■ **EXERCISE PROMPT**
From the listing below, extract each entry exactly as written, minus the images.

Collected data entries:
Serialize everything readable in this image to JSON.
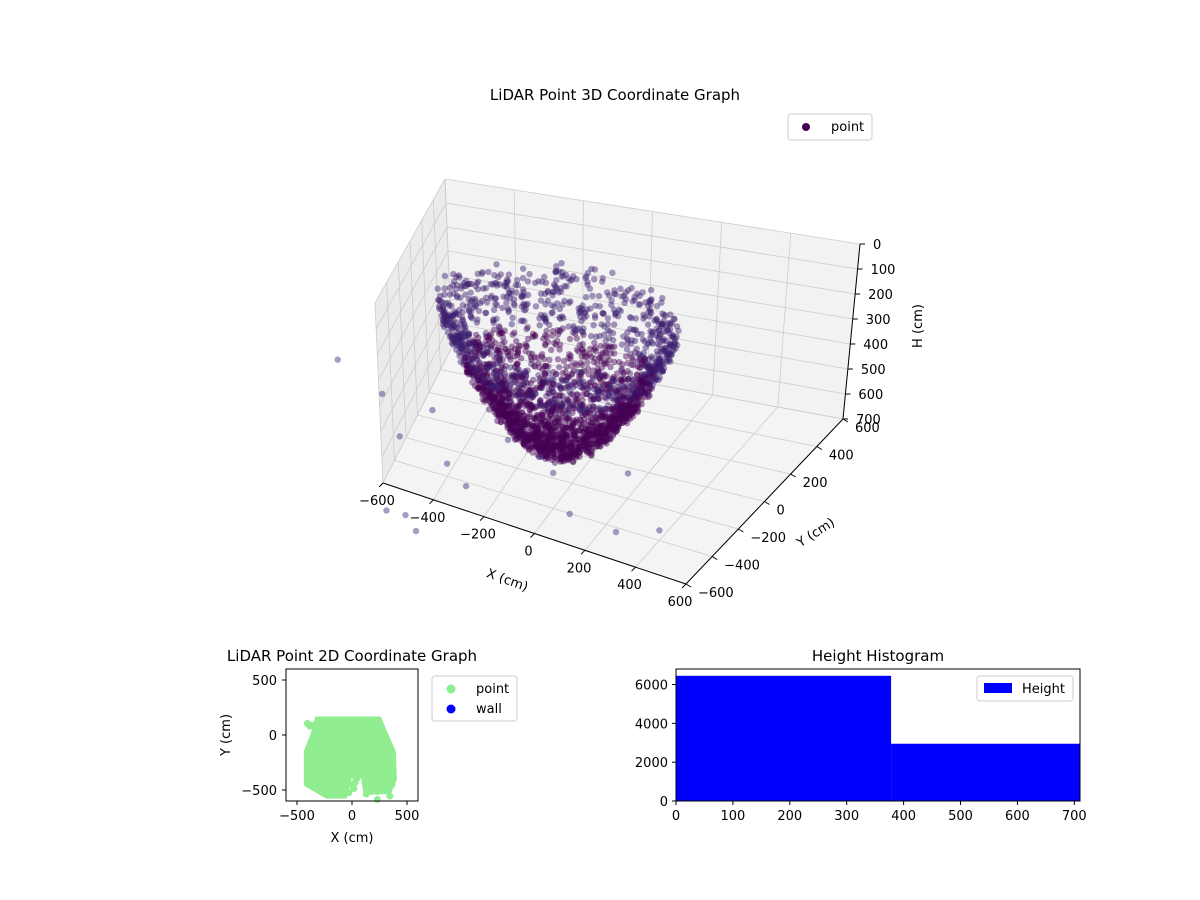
{
  "colors": {
    "point3d": "#440154",
    "point2d": "#90EE90",
    "wall": "#0000FF",
    "hist_bar": "#0000FF",
    "pane_left": "#ebebeb",
    "pane_right": "#f2f2f2",
    "pane_floor": "#f4f4f4",
    "grid": "#cccccc"
  },
  "chart_data": [
    {
      "type": "scatter3d",
      "title": "LiDAR Point 3D Coordinate Graph",
      "xlabel": "X (cm)",
      "ylabel": "Y (cm)",
      "zlabel": "H (cm)",
      "xlim": [
        -600,
        600
      ],
      "ylim": [
        -600,
        600
      ],
      "zlim": [
        0,
        700
      ],
      "zinverted": true,
      "xticks": [
        -600,
        -400,
        -200,
        0,
        200,
        400,
        600
      ],
      "yticks": [
        -600,
        -400,
        -200,
        0,
        200,
        400,
        600
      ],
      "zticks": [
        0,
        100,
        200,
        300,
        400,
        500,
        600,
        700
      ],
      "legend": [
        {
          "label": "point",
          "color": "#440154",
          "marker": "circle"
        }
      ],
      "legend_loc": "top-right",
      "grid": true,
      "description_of_cloud": "dense dome-shaped point cloud centred near x≈-50, y≈-100, spanning x≈-450..350, y≈-600..150, heights ≈0..600",
      "outliers": [
        {
          "x": -1400,
          "y": -200,
          "h": 650
        },
        {
          "x": -900,
          "y": -300,
          "h": 650
        },
        {
          "x": -1300,
          "y": -500,
          "h": 500
        }
      ]
    },
    {
      "type": "scatter",
      "title": "LiDAR Point 2D Coordinate Graph",
      "xlabel": "X (cm)",
      "ylabel": "Y (cm)",
      "xlim": [
        -600,
        600
      ],
      "ylim": [
        -600,
        600
      ],
      "xticks": [
        -500,
        0,
        500
      ],
      "yticks": [
        -500,
        0,
        500
      ],
      "series": [
        {
          "name": "point",
          "color": "#90EE90",
          "extent": {
            "x": [
              -420,
              390
            ],
            "y": [
              -600,
              150
            ]
          }
        },
        {
          "name": "wall",
          "color": "#0000FF",
          "values": []
        }
      ],
      "legend": [
        "point",
        "wall"
      ],
      "legend_loc": "outside-right"
    },
    {
      "type": "histogram",
      "title": "Height Histogram",
      "xlim": [
        0,
        710
      ],
      "ylim": [
        0,
        6800
      ],
      "xticks": [
        0,
        100,
        200,
        300,
        400,
        500,
        600,
        700
      ],
      "yticks": [
        0,
        2000,
        4000,
        6000
      ],
      "bins": [
        {
          "from": 0,
          "to": 378,
          "count": 6450
        },
        {
          "from": 378,
          "to": 710,
          "count": 2950
        }
      ],
      "legend": [
        {
          "label": "Height",
          "color": "#0000FF"
        }
      ],
      "legend_loc": "top-right"
    }
  ]
}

■ **RESPONSE BELOW**
Serialize everything readable in this image to JSON.
{
  "colors": {
    "point3d": "#440154",
    "point2d": "#90EE90",
    "wall": "#0000FF",
    "hist_bar": "#0000FF",
    "pane_left": "#ebebeb",
    "pane_right": "#f2f2f2",
    "pane_floor": "#f4f4f4",
    "grid": "#cccccc"
  },
  "chart_data": [
    {
      "type": "scatter3d",
      "title": "LiDAR Point 3D Coordinate Graph",
      "xlabel": "X (cm)",
      "ylabel": "Y (cm)",
      "zlabel": "H (cm)",
      "xlim": [
        -600,
        600
      ],
      "ylim": [
        -600,
        600
      ],
      "zlim": [
        0,
        700
      ],
      "zinverted": true,
      "xticks": [
        -600,
        -400,
        -200,
        0,
        200,
        400,
        600
      ],
      "yticks": [
        -600,
        -400,
        -200,
        0,
        200,
        400,
        600
      ],
      "zticks": [
        0,
        100,
        200,
        300,
        400,
        500,
        600,
        700
      ],
      "legend": [
        {
          "label": "point",
          "color": "#440154",
          "marker": "circle"
        }
      ],
      "legend_loc": "top-right",
      "grid": true,
      "description_of_cloud": "dense dome-shaped point cloud centred near x≈-50, y≈-100, spanning x≈-450..350, y≈-600..150, heights ≈0..600",
      "outliers": [
        {
          "x": -1400,
          "y": -200,
          "h": 650
        },
        {
          "x": -900,
          "y": -300,
          "h": 650
        },
        {
          "x": -1300,
          "y": -500,
          "h": 500
        }
      ]
    },
    {
      "type": "scatter",
      "title": "LiDAR Point 2D Coordinate Graph",
      "xlabel": "X (cm)",
      "ylabel": "Y (cm)",
      "xlim": [
        -600,
        600
      ],
      "ylim": [
        -600,
        600
      ],
      "xticks": [
        -500,
        0,
        500
      ],
      "yticks": [
        -500,
        0,
        500
      ],
      "series": [
        {
          "name": "point",
          "color": "#90EE90",
          "extent": {
            "x": [
              -420,
              390
            ],
            "y": [
              -600,
              150
            ]
          }
        },
        {
          "name": "wall",
          "color": "#0000FF",
          "values": []
        }
      ],
      "legend": [
        "point",
        "wall"
      ],
      "legend_loc": "outside-right"
    },
    {
      "type": "histogram",
      "title": "Height Histogram",
      "xlim": [
        0,
        710
      ],
      "ylim": [
        0,
        6800
      ],
      "xticks": [
        0,
        100,
        200,
        300,
        400,
        500,
        600,
        700
      ],
      "yticks": [
        0,
        2000,
        4000,
        6000
      ],
      "bins": [
        {
          "from": 0,
          "to": 378,
          "count": 6450
        },
        {
          "from": 378,
          "to": 710,
          "count": 2950
        }
      ],
      "legend": [
        {
          "label": "Height",
          "color": "#0000FF"
        }
      ],
      "legend_loc": "top-right"
    }
  ]
}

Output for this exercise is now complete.